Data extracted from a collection

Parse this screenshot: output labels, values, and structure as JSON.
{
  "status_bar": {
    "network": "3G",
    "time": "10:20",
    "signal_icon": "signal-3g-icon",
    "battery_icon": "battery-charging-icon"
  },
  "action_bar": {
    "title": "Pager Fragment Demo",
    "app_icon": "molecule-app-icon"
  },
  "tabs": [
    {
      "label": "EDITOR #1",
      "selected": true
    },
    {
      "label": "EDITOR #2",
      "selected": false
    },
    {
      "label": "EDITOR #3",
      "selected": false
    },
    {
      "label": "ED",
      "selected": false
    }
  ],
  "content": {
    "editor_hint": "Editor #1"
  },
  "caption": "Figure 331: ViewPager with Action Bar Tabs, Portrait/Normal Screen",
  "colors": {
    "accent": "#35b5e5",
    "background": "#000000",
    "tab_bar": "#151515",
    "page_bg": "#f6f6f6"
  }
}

* [Short problem]: Reproduce the complete set of lines precisely as supplied.

* [Task response]:
Parse this screenshot: output labels, values, and structure as JSON.
{
  "status_bar": {
    "network": "3G",
    "time": "10:20",
    "signal_icon": "signal-3g-icon",
    "battery_icon": "battery-charging-icon"
  },
  "action_bar": {
    "title": "Pager Fragment Demo",
    "app_icon": "molecule-app-icon"
  },
  "tabs": [
    {
      "label": "EDITOR #1",
      "selected": true
    },
    {
      "label": "EDITOR #2",
      "selected": false
    },
    {
      "label": "EDITOR #3",
      "selected": false
    },
    {
      "label": "ED",
      "selected": false
    }
  ],
  "content": {
    "editor_hint": "Editor #1"
  },
  "caption": "Figure 331: ViewPager with Action Bar Tabs, Portrait/Normal Screen",
  "colors": {
    "accent": "#35b5e5",
    "background": "#000000",
    "tab_bar": "#151515",
    "page_bg": "#f6f6f6"
  }
}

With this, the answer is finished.